PROVIDED RECORDS =>
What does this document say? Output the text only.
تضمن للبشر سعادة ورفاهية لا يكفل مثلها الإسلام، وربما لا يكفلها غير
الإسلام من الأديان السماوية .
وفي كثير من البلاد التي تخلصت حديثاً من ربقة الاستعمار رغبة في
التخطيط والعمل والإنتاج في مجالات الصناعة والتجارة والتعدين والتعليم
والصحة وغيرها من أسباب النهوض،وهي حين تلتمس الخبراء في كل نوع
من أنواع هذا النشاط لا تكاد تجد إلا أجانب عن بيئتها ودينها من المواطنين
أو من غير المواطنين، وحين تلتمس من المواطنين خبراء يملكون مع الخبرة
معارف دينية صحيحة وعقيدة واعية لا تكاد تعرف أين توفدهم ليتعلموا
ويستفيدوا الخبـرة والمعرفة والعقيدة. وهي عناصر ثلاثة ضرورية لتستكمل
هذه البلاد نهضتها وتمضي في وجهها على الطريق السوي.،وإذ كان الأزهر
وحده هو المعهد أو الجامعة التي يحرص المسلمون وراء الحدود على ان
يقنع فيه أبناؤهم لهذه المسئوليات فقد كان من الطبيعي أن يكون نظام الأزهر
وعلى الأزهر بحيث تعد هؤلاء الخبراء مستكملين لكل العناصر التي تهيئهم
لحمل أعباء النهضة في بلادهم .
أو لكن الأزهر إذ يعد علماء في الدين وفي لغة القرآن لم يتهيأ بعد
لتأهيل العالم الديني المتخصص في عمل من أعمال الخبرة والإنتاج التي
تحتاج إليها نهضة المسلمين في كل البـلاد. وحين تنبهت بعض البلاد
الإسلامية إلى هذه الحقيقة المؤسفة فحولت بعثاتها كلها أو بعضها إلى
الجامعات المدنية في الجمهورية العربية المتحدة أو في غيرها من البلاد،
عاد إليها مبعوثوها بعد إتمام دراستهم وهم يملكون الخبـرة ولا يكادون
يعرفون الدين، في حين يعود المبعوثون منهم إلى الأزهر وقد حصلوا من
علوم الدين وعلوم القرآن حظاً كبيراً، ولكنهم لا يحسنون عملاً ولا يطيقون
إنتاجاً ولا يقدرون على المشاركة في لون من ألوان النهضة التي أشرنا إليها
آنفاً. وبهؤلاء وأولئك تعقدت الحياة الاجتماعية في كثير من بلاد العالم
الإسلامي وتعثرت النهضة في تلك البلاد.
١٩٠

EXERCISE BRIEF => Check each line above for "يملكون" and return the ones that have it.

RESULT OF THE EXERCISE =>
أو من غير المواطنين، وحين تلتمس من المواطنين خبراء يملكون مع الخبرة
عاد إليها مبعوثوها بعد إتمام دراستهم وهم يملكون الخبـرة ولا يكادون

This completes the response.